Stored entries
===============

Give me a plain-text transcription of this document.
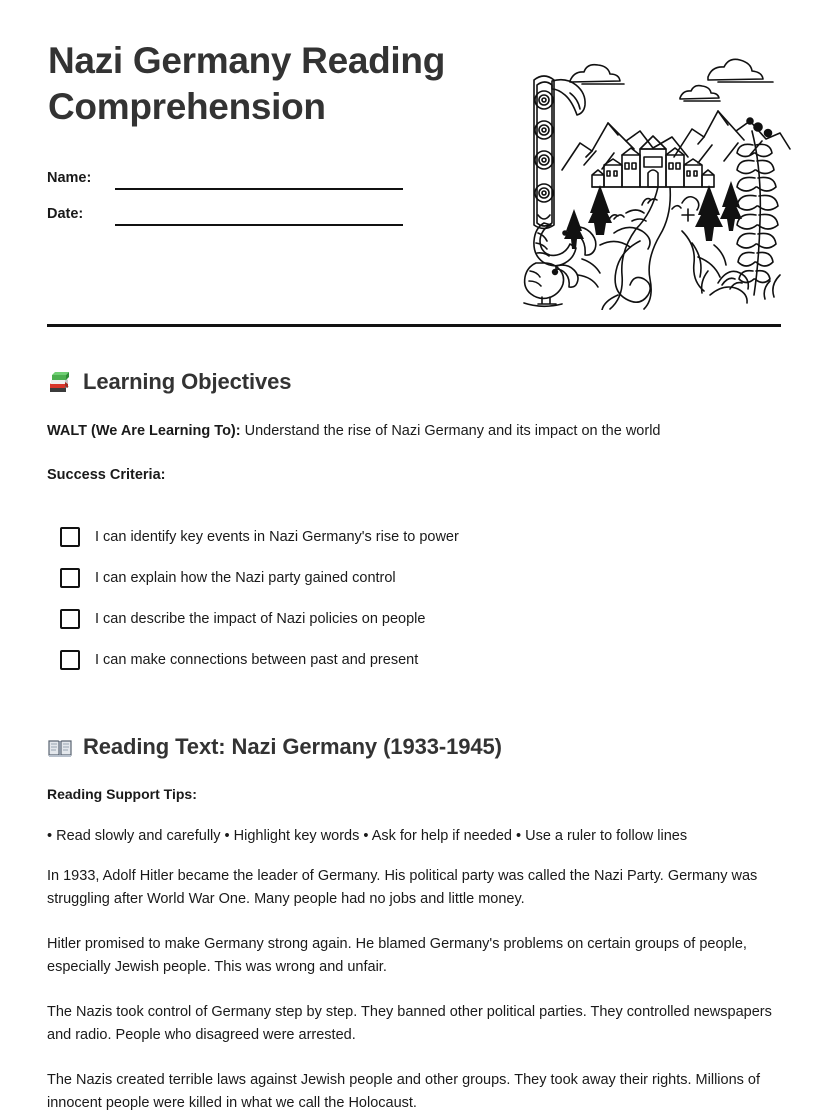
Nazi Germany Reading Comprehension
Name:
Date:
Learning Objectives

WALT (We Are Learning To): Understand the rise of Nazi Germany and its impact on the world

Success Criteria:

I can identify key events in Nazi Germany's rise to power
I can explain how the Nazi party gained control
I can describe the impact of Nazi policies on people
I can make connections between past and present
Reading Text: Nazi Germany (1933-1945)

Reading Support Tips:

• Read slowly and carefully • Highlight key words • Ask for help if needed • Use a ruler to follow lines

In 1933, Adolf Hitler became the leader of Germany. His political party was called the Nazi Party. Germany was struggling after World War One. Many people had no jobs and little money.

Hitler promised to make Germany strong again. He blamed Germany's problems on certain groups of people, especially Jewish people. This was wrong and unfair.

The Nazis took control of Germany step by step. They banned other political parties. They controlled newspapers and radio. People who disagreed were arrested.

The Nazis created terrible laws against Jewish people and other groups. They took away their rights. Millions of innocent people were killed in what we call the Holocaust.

===============

Work instructions: Locate all lines that include the word "control" and copy them out.

Task result:
I can explain how the Nazi party gained control
The Nazis took control of Germany step by step. They banned other political parties. They controlled newspapers and radio. People who disagreed were arrested.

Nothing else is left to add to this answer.